--- DATA FOR THIS TASK ---
+++

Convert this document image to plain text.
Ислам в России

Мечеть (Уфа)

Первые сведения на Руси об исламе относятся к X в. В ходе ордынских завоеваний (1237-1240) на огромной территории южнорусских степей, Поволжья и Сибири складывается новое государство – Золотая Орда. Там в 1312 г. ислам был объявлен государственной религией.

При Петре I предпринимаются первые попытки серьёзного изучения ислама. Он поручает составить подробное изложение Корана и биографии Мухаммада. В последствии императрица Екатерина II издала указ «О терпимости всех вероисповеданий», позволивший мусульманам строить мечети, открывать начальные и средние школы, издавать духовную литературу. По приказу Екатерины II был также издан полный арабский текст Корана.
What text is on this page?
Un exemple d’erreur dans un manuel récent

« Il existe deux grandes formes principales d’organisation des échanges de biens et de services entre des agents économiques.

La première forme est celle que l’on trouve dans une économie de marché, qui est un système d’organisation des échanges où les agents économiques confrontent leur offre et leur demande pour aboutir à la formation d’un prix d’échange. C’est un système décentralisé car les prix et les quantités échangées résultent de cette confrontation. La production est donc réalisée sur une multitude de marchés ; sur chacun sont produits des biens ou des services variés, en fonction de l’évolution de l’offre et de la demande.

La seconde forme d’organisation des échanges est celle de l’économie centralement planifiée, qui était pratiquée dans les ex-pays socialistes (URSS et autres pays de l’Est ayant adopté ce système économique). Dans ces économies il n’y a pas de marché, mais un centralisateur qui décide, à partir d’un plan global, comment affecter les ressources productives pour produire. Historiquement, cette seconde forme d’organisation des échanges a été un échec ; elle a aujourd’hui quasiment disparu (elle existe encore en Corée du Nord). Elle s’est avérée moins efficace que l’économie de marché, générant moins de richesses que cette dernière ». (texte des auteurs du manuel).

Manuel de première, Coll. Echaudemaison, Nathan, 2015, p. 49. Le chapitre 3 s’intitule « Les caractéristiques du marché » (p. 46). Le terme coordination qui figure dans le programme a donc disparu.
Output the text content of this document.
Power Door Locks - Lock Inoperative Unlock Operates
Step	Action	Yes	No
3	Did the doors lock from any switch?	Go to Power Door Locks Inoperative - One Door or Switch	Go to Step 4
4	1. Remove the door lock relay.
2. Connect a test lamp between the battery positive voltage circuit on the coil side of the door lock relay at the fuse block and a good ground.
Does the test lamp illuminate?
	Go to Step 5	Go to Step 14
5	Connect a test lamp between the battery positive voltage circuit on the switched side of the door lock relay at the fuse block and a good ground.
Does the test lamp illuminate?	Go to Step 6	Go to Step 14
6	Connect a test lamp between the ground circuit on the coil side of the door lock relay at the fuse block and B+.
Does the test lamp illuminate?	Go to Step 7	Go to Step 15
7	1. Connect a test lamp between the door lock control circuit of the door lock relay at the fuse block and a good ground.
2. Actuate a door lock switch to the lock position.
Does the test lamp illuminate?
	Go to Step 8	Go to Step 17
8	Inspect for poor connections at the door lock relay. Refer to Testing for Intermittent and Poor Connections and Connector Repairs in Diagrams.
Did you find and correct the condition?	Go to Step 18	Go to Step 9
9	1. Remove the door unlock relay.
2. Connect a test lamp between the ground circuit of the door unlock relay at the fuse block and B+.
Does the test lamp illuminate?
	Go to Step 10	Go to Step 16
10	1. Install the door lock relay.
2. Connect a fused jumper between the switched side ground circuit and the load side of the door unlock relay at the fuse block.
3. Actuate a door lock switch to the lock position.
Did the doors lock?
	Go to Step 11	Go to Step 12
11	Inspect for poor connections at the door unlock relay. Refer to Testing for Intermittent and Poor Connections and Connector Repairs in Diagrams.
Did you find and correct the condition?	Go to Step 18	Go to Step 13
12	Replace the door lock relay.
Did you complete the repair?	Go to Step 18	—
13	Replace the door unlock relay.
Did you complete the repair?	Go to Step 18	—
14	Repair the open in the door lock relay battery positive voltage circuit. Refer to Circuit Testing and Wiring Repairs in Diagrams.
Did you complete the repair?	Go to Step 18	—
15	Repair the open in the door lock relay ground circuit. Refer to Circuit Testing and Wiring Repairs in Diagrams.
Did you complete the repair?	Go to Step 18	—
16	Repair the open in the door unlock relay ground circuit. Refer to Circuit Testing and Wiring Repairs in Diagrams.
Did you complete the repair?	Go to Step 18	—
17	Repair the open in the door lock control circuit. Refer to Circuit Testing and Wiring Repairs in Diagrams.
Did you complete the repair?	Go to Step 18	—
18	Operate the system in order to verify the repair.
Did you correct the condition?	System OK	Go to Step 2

+++

--- TO BE DONE ---
Note how many lines of the material contain the string "Replace". Then report that number by itself.

--- FULL ANSWER ---
2